◆ What the exercise asks
Reproduce all of the data below verbatim, line by line, and omit the pictures from your answer.

◆ Supplied data
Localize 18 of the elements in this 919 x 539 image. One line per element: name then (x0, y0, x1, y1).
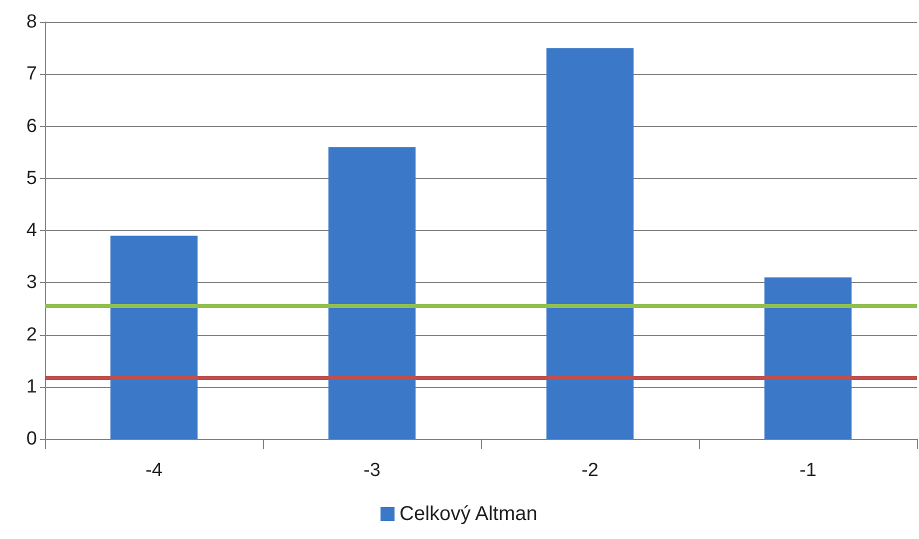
x-tick-label: -1 (800, 460, 816, 481)
x-tick-label: -4 (146, 460, 163, 481)
y-tick-label: 8 (26, 12, 37, 32)
y-tick-label: 1 (26, 376, 37, 398)
x-tick-label: -2 (582, 460, 598, 481)
bar (546, 48, 634, 439)
y-tick-label: 6 (26, 116, 37, 137)
y-tick-label: 4 (26, 220, 38, 241)
y-tick-label: 3 (26, 272, 37, 294)
bar (328, 147, 416, 439)
y-tick-label: 2 (26, 324, 37, 346)
legend-label: Celkový Altman (400, 503, 538, 525)
y-tick-label: 7 (26, 64, 37, 85)
bar (110, 236, 198, 439)
y-tick-label: 0 (26, 428, 37, 450)
bar (764, 277, 852, 439)
y-tick-label: 5 (26, 168, 37, 189)
x-tick-label: -3 (364, 460, 380, 481)
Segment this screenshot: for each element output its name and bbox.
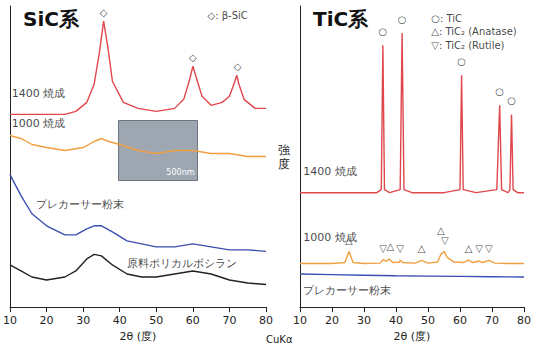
svg-text:2θ (度): 2θ (度) xyxy=(394,330,431,343)
svg-text:○: ○ xyxy=(495,86,504,97)
svg-text:40: 40 xyxy=(389,314,403,327)
svg-text:△: △ xyxy=(465,243,473,254)
svg-text:△: △ xyxy=(386,241,394,252)
svg-text:70: 70 xyxy=(222,314,236,327)
svg-text:△: △ xyxy=(345,235,353,246)
svg-text:強: 強 xyxy=(278,143,290,157)
svg-text:CuKα: CuKα xyxy=(266,334,293,345)
svg-text:△: △ xyxy=(437,225,445,236)
svg-text:30: 30 xyxy=(76,314,90,327)
svg-text:度: 度 xyxy=(278,157,290,171)
svg-text:○: ○ xyxy=(507,95,516,106)
svg-text:○: TiC: ○: TiC xyxy=(431,13,462,24)
svg-text:◇: ◇ xyxy=(189,52,197,63)
svg-text:1400 焼成: 1400 焼成 xyxy=(12,87,66,100)
svg-text:▽: TiC₂ (Rutile): ▽: TiC₂ (Rutile) xyxy=(431,40,504,51)
svg-text:10: 10 xyxy=(3,314,17,327)
svg-text:△: △ xyxy=(418,243,426,254)
svg-text:TiC系: TiC系 xyxy=(313,7,369,31)
svg-text:20: 20 xyxy=(325,314,339,327)
svg-text:10: 10 xyxy=(293,314,307,327)
svg-text:◇: β-SiC: ◇: β-SiC xyxy=(207,10,247,21)
svg-text:2θ (度): 2θ (度) xyxy=(120,330,157,343)
svg-text:50: 50 xyxy=(421,314,435,327)
svg-text:60: 60 xyxy=(186,314,200,327)
svg-text:20: 20 xyxy=(40,314,54,327)
svg-text:プレカーサー粉末: プレカーサー粉末 xyxy=(36,198,124,211)
svg-text:○: ○ xyxy=(398,14,407,25)
svg-text:1000 焼成: 1000 焼成 xyxy=(303,231,357,245)
svg-text:1000 焼成: 1000 焼成 xyxy=(12,117,66,130)
svg-text:80: 80 xyxy=(259,314,273,327)
svg-text:△: TiC₂ (Anatase): △: TiC₂ (Anatase) xyxy=(431,26,517,37)
svg-text:40: 40 xyxy=(113,314,127,327)
svg-text:▽: ▽ xyxy=(485,243,493,254)
svg-text:原料ポリカルボシラン: 原料ポリカルボシラン xyxy=(127,257,237,270)
svg-text:▽: ▽ xyxy=(396,243,404,254)
svg-text:60: 60 xyxy=(453,314,467,327)
svg-text:70: 70 xyxy=(485,314,499,327)
svg-text:◇: ◇ xyxy=(100,7,108,18)
svg-text:50: 50 xyxy=(149,314,163,327)
svg-text:30: 30 xyxy=(357,314,371,327)
svg-text:◇: ◇ xyxy=(234,61,242,72)
svg-text:プレカーサー粉末: プレカーサー粉末 xyxy=(303,284,391,297)
svg-text:○: ○ xyxy=(457,56,466,67)
svg-text:80: 80 xyxy=(517,314,531,327)
svg-text:▽: ▽ xyxy=(441,235,449,246)
svg-text:SiC系: SiC系 xyxy=(23,7,80,31)
svg-text:1400 焼成: 1400 焼成 xyxy=(303,165,357,178)
svg-text:▽: ▽ xyxy=(475,243,483,254)
svg-text:500nm: 500nm xyxy=(166,168,194,177)
svg-text:○: ○ xyxy=(379,26,388,37)
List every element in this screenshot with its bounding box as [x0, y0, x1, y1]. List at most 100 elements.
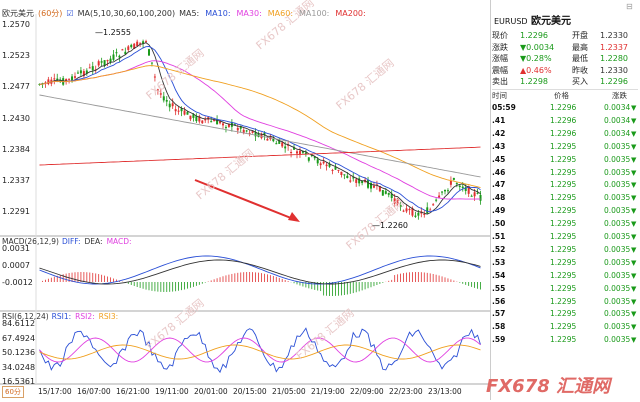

◆ Solution to this problem
Localize 18 of the elements in this 919 x 539 image. One line per element: name then (x0, y0, x1, y1).
x-tick-label: -1 (800, 460, 816, 481)
x-tick-label: -4 (146, 460, 163, 481)
y-tick-label: 8 (26, 12, 37, 32)
y-tick-label: 1 (26, 376, 37, 398)
x-tick-label: -2 (582, 460, 598, 481)
bar (546, 48, 634, 439)
y-tick-label: 6 (26, 116, 37, 137)
y-tick-label: 4 (26, 220, 38, 241)
y-tick-label: 3 (26, 272, 37, 294)
bar (328, 147, 416, 439)
y-tick-label: 2 (26, 324, 37, 346)
legend-label: Celkový Altman (400, 503, 538, 525)
y-tick-label: 7 (26, 64, 37, 85)
bar (110, 236, 198, 439)
y-tick-label: 0 (26, 428, 37, 450)
bar (764, 277, 852, 439)
y-tick-label: 5 (26, 168, 37, 189)
x-tick-label: -3 (364, 460, 380, 481)
Segment this screenshot: for each element output its name and bbox.
svg-text:2θ (度): 2θ (度) xyxy=(394,330,431,343)
svg-text:○: ○ xyxy=(495,86,504,97)
svg-text:40: 40 xyxy=(389,314,403,327)
svg-text:△: △ xyxy=(465,243,473,254)
svg-text:△: △ xyxy=(386,241,394,252)
svg-text:70: 70 xyxy=(222,314,236,327)
svg-text:△: △ xyxy=(345,235,353,246)
svg-text:強: 強 xyxy=(278,143,290,157)
svg-text:CuKα: CuKα xyxy=(266,334,293,345)
svg-text:△: △ xyxy=(437,225,445,236)
svg-text:30: 30 xyxy=(76,314,90,327)
svg-text:度: 度 xyxy=(278,157,290,171)
svg-text:○: ○ xyxy=(507,95,516,106)
svg-text:○: TiC: ○: TiC xyxy=(431,13,462,24)
svg-text:◇: ◇ xyxy=(189,52,197,63)
svg-text:1400 焼成: 1400 焼成 xyxy=(12,87,66,100)
svg-text:▽: TiC₂ (Rutile): ▽: TiC₂ (Rutile) xyxy=(431,40,504,51)
svg-text:10: 10 xyxy=(3,314,17,327)
svg-text:△: △ xyxy=(418,243,426,254)
svg-text:TiC系: TiC系 xyxy=(313,7,369,31)
svg-text:20: 20 xyxy=(325,314,339,327)
svg-text:10: 10 xyxy=(293,314,307,327)
svg-text:◇: β-SiC: ◇: β-SiC xyxy=(207,10,247,21)
svg-text:2θ (度): 2θ (度) xyxy=(120,330,157,343)
svg-text:50: 50 xyxy=(421,314,435,327)
svg-text:60: 60 xyxy=(186,314,200,327)
svg-text:20: 20 xyxy=(40,314,54,327)
svg-text:プレカーサー粉末: プレカーサー粉末 xyxy=(36,198,124,211)
svg-text:○: ○ xyxy=(398,14,407,25)
svg-text:1000 焼成: 1000 焼成 xyxy=(303,231,357,245)
svg-text:1000 焼成: 1000 焼成 xyxy=(12,117,66,130)
svg-text:80: 80 xyxy=(259,314,273,327)
svg-text:△: TiC₂ (Anatase): △: TiC₂ (Anatase) xyxy=(431,26,517,37)
svg-text:40: 40 xyxy=(113,314,127,327)
svg-text:▽: ▽ xyxy=(485,243,493,254)
svg-text:原料ポリカルボシラン: 原料ポリカルボシラン xyxy=(127,257,237,270)
svg-text:▽: ▽ xyxy=(396,243,404,254)
svg-text:60: 60 xyxy=(453,314,467,327)
svg-text:70: 70 xyxy=(485,314,499,327)
svg-text:◇: ◇ xyxy=(100,7,108,18)
svg-text:50: 50 xyxy=(149,314,163,327)
svg-text:30: 30 xyxy=(357,314,371,327)
svg-text:◇: ◇ xyxy=(234,61,242,72)
svg-text:プレカーサー粉末: プレカーサー粉末 xyxy=(303,284,391,297)
svg-text:○: ○ xyxy=(457,56,466,67)
svg-text:80: 80 xyxy=(517,314,531,327)
svg-text:▽: ▽ xyxy=(441,235,449,246)
svg-text:SiC系: SiC系 xyxy=(23,7,80,31)
svg-text:1400 焼成: 1400 焼成 xyxy=(303,165,357,178)
svg-text:▽: ▽ xyxy=(475,243,483,254)
svg-text:500nm: 500nm xyxy=(166,168,194,177)
svg-text:○: ○ xyxy=(379,26,388,37)
List every element in this screenshot with its bounding box as [x0, y0, x1, y1]. List at most 100 elements.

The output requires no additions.